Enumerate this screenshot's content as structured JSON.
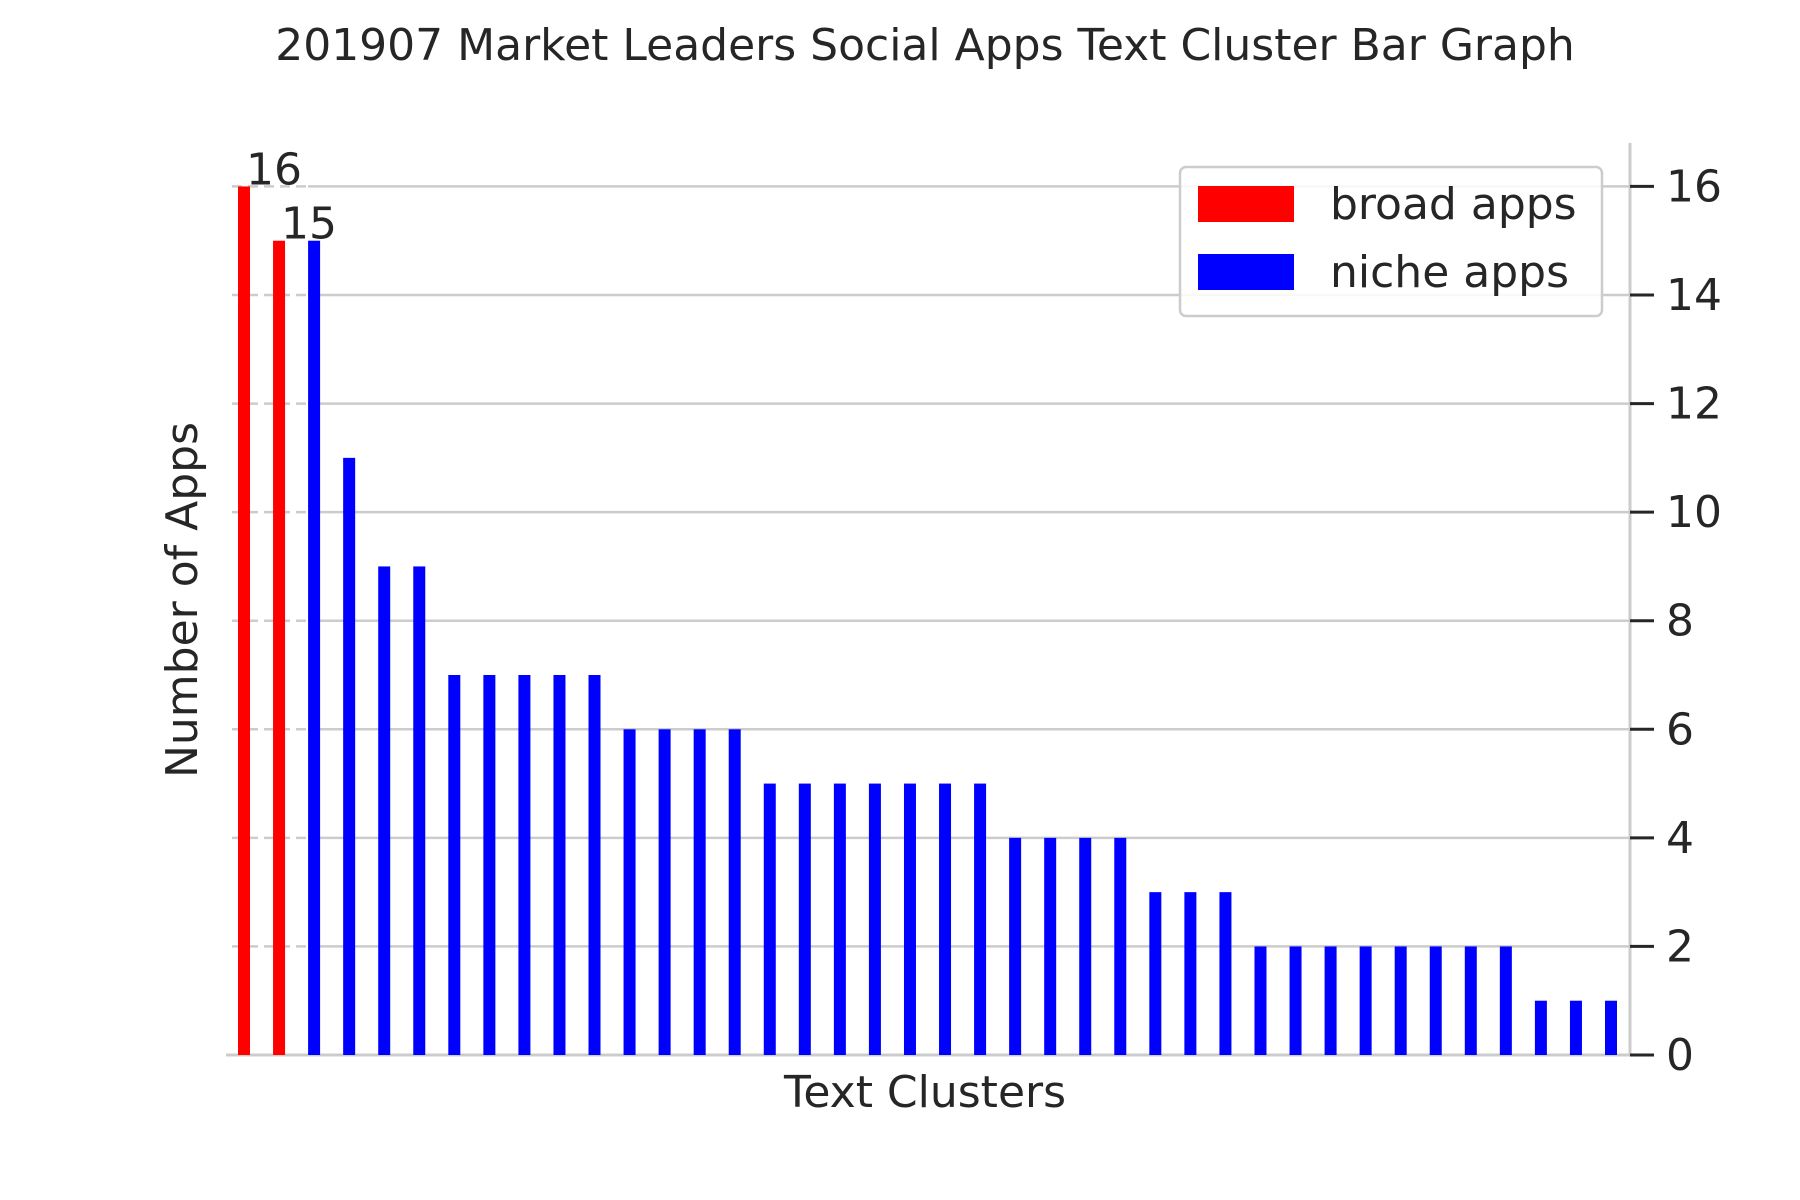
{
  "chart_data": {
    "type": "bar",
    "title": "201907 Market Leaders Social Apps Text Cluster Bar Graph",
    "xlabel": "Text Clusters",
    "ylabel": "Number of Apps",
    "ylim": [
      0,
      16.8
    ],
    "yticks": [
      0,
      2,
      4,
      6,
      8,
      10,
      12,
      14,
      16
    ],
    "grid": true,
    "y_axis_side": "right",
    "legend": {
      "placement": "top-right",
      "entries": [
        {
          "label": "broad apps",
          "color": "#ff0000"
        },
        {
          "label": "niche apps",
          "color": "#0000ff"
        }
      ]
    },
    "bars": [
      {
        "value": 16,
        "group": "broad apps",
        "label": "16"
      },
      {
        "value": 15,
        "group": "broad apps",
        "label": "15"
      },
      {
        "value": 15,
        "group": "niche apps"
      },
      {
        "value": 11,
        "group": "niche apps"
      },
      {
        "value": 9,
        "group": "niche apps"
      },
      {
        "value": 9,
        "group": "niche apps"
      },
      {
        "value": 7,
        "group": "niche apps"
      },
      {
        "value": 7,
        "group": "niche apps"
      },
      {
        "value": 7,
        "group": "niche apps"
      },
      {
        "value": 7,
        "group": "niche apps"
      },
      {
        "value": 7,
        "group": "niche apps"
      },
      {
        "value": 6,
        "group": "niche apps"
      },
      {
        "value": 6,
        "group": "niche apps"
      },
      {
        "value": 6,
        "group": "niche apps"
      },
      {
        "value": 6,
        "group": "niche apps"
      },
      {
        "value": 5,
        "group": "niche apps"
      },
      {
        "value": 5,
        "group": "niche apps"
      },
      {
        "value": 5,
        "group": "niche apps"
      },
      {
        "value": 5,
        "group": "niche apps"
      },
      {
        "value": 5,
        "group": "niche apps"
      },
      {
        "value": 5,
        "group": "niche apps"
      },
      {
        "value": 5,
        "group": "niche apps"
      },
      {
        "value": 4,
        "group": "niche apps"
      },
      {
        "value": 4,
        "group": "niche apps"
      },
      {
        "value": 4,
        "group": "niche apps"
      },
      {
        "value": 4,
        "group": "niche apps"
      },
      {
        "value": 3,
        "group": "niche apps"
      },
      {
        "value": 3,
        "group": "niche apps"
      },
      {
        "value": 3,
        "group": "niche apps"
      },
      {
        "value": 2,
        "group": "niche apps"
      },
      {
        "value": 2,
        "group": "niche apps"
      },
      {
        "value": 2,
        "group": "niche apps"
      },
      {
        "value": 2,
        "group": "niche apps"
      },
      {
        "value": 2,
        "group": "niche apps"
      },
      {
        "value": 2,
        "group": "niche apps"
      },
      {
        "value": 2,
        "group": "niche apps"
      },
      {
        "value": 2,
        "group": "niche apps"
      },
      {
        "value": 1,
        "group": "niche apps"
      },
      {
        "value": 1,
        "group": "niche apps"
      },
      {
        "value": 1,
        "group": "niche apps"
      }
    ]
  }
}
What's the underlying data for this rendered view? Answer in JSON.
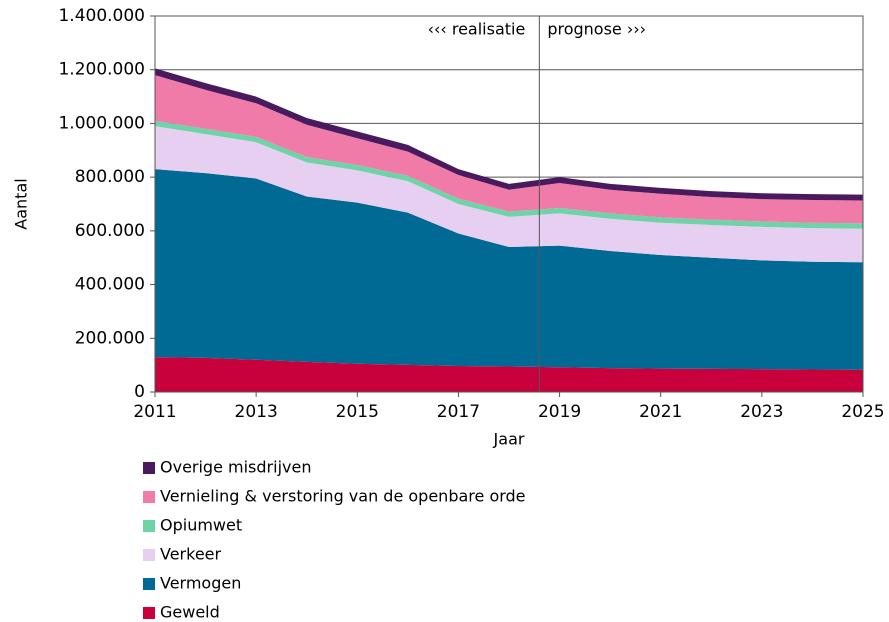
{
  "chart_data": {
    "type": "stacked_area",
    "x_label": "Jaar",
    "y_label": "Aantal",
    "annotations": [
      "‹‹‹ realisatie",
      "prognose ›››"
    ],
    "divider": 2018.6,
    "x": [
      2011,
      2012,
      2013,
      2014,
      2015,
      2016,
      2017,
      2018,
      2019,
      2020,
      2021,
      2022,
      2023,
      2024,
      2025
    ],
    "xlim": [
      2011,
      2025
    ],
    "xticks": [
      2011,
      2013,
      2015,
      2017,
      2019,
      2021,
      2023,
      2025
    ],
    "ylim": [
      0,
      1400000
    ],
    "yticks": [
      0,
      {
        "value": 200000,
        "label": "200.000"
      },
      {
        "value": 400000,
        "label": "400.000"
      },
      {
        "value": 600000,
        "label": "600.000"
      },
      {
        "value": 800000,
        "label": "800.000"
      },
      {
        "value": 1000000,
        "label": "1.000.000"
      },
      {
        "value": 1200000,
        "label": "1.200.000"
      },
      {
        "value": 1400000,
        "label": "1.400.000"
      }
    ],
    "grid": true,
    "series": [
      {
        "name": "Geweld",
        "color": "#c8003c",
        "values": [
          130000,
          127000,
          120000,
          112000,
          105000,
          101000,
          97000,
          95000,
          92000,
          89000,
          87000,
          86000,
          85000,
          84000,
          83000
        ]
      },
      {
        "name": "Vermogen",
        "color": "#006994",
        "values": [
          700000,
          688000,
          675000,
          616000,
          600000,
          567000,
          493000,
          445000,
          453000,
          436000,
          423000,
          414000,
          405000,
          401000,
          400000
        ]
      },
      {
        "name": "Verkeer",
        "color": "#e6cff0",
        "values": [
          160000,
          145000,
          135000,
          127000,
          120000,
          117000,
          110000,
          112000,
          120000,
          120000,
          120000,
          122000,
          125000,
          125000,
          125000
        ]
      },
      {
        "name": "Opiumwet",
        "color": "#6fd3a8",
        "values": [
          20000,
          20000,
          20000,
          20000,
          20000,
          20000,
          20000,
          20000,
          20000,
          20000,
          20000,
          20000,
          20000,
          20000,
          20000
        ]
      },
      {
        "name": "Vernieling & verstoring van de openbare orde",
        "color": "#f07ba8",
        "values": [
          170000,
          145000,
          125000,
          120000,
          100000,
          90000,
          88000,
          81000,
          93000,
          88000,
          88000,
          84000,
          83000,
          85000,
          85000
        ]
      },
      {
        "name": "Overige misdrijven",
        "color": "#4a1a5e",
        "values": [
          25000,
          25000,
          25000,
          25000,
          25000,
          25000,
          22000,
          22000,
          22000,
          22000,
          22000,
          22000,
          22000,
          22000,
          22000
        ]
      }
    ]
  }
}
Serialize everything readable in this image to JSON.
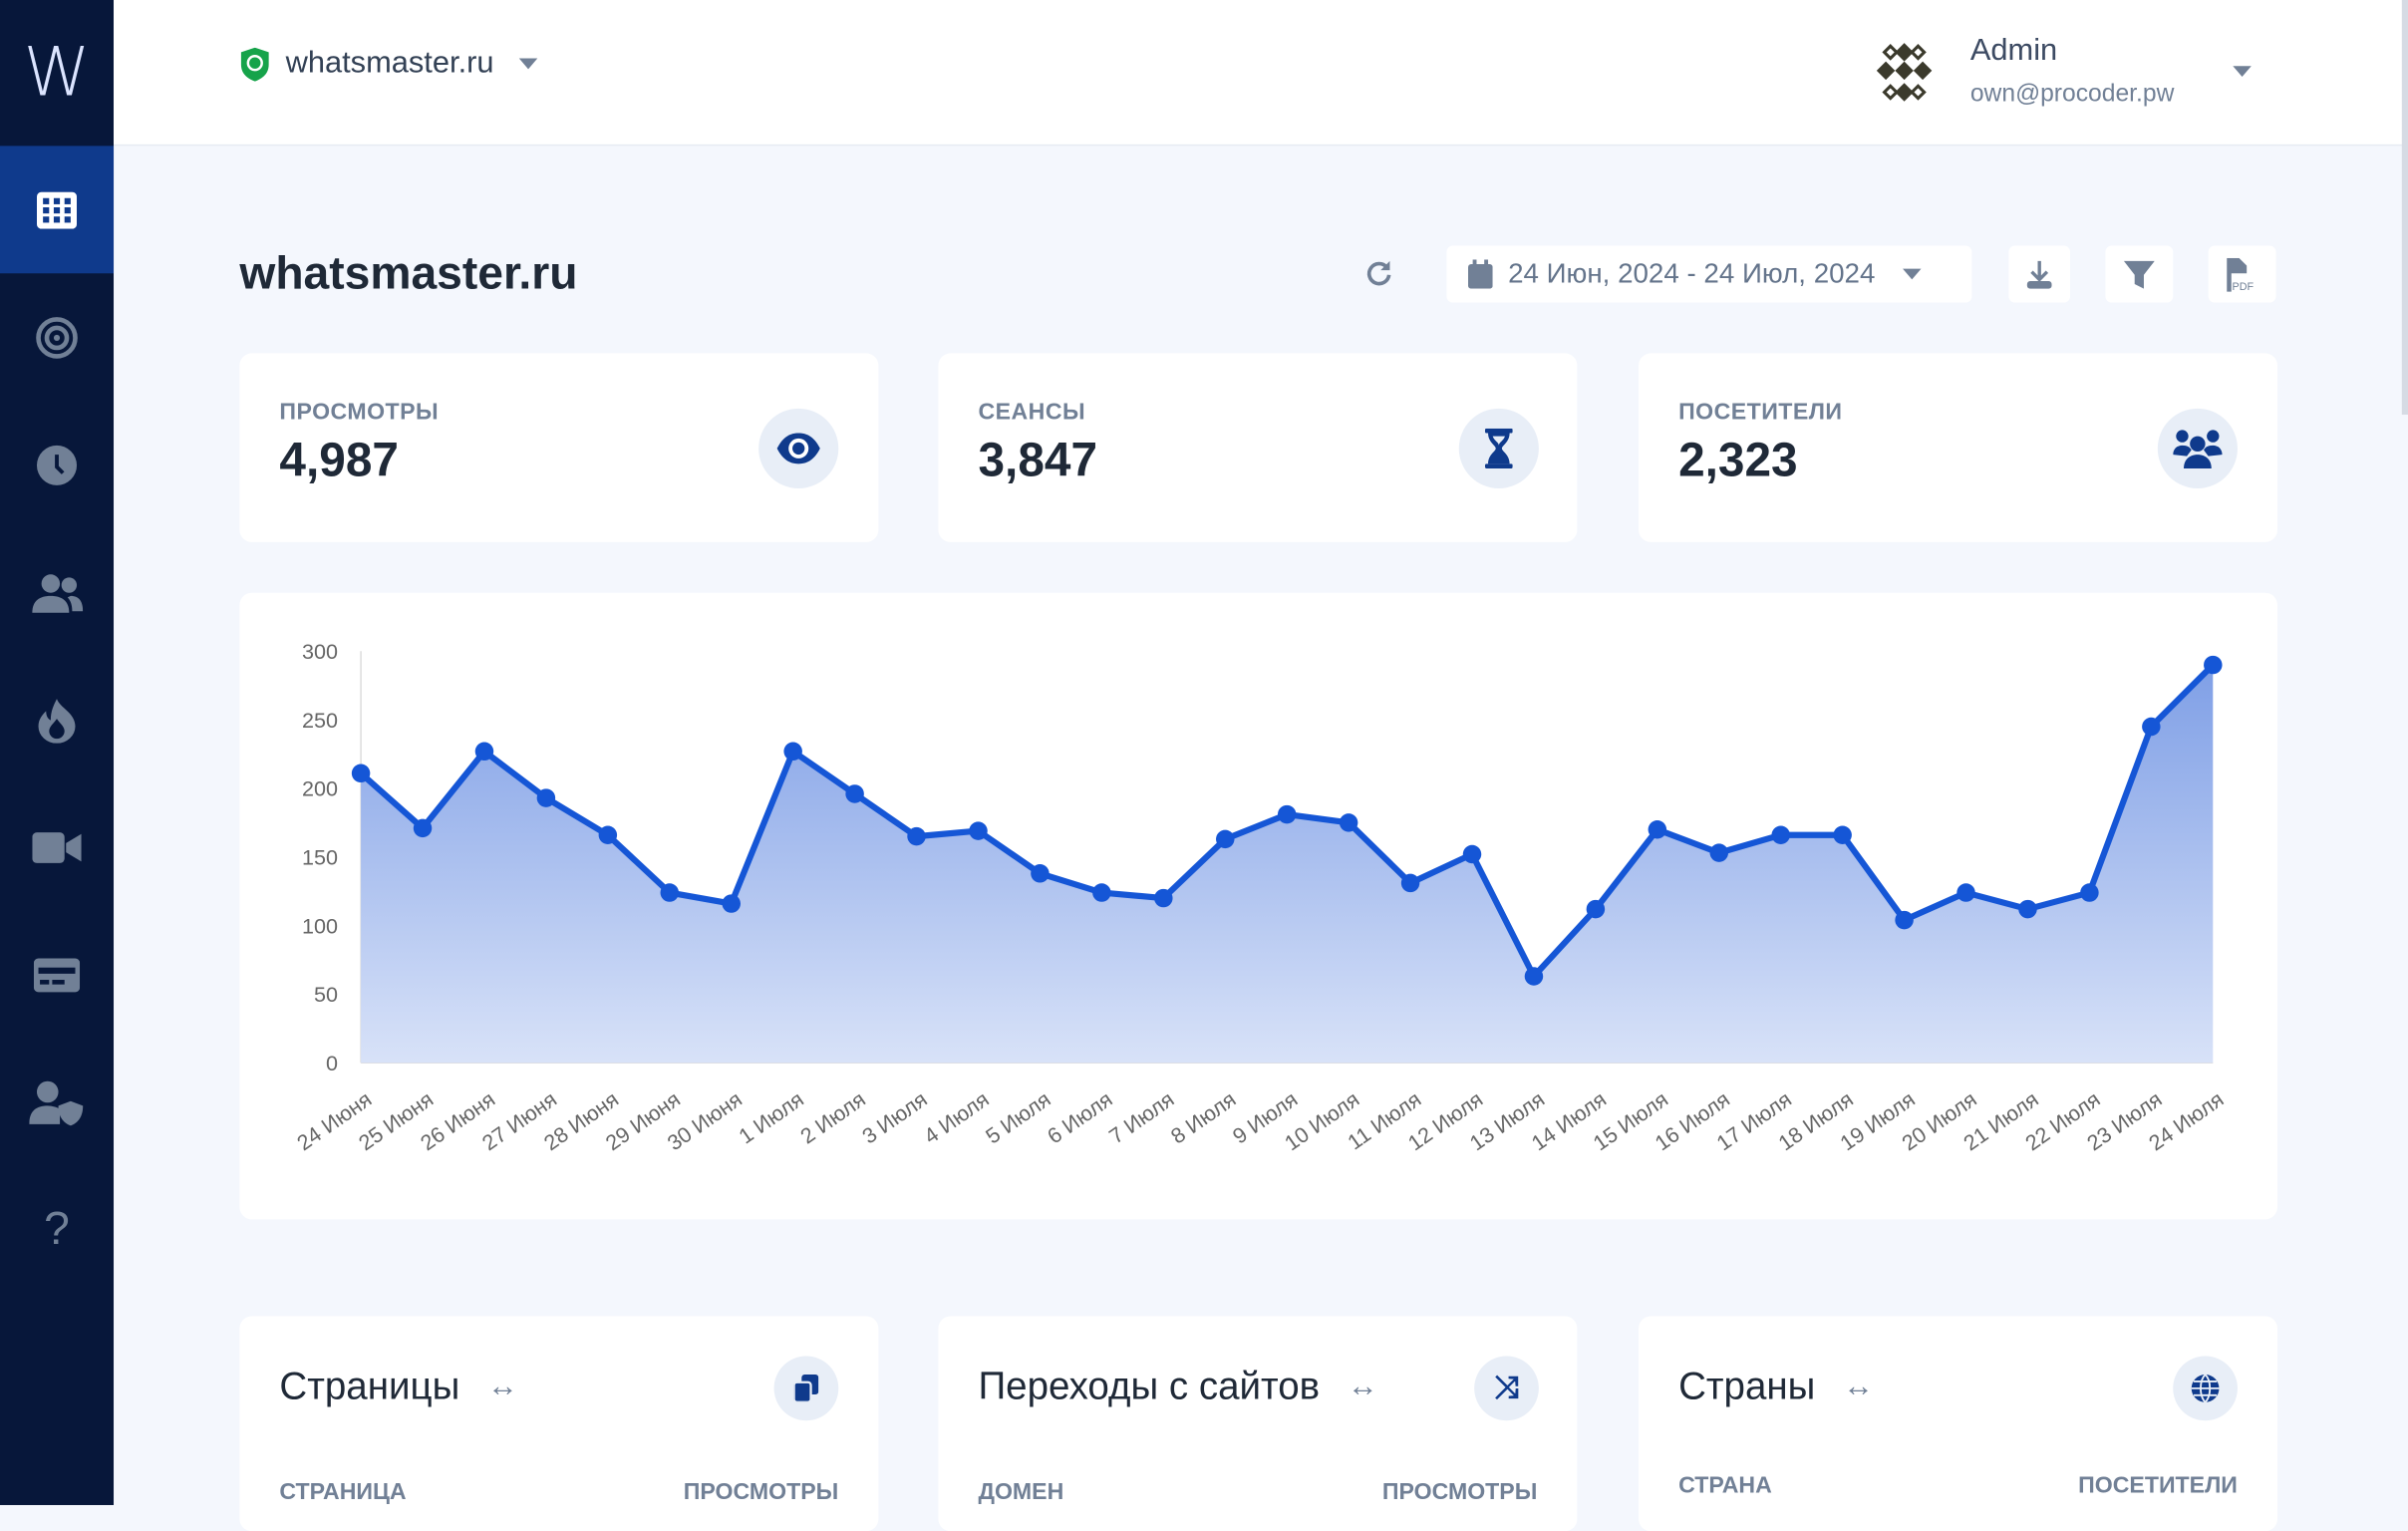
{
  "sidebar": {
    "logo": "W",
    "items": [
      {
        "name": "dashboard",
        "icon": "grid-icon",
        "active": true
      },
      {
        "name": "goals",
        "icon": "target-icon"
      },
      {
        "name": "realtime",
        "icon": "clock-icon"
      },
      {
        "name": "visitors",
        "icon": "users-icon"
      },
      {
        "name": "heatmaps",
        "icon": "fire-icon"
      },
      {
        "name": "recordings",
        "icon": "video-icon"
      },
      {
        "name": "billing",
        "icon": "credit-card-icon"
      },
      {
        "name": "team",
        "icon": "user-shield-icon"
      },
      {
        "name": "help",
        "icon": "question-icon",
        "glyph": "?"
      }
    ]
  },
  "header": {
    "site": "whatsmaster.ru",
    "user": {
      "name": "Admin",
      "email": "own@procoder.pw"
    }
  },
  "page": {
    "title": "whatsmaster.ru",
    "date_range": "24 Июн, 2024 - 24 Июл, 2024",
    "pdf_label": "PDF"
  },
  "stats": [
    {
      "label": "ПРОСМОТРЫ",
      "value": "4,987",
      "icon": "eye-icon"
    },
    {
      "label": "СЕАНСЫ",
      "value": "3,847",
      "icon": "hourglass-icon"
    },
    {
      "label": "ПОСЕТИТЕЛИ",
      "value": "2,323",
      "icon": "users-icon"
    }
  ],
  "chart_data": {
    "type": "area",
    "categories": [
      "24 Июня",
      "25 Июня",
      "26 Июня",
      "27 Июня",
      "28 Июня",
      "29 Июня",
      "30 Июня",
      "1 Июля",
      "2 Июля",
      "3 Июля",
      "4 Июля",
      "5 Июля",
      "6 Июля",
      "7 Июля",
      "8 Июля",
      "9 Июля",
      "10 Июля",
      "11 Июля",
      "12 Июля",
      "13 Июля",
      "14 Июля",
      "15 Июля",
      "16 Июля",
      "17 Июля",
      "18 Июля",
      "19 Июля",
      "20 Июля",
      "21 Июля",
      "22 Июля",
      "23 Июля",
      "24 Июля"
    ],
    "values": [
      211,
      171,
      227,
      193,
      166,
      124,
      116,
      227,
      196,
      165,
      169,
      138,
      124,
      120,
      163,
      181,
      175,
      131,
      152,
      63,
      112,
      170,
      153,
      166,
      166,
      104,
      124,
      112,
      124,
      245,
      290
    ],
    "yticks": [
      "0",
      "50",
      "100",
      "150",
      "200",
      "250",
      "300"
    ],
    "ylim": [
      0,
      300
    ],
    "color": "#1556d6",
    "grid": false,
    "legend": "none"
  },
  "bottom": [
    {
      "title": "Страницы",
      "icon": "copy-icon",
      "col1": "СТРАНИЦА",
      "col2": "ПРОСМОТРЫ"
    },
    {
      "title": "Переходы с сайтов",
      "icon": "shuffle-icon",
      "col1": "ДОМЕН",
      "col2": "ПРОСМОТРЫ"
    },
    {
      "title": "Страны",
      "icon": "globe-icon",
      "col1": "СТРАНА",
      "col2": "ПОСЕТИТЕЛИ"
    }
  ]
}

========================

Direction ->
Collect each line holding the string "color".

Finished answer ->
          "color": "#ff0000"
          "color": "#0000ff"
        "color": "#c8003c",
        "color": "#006994",
        "color": "#e6cff0",
        "color": "#6fd3a8",
        "color": "#f07ba8",
        "color": "#4a1a5e",
    "color": "#1556d6",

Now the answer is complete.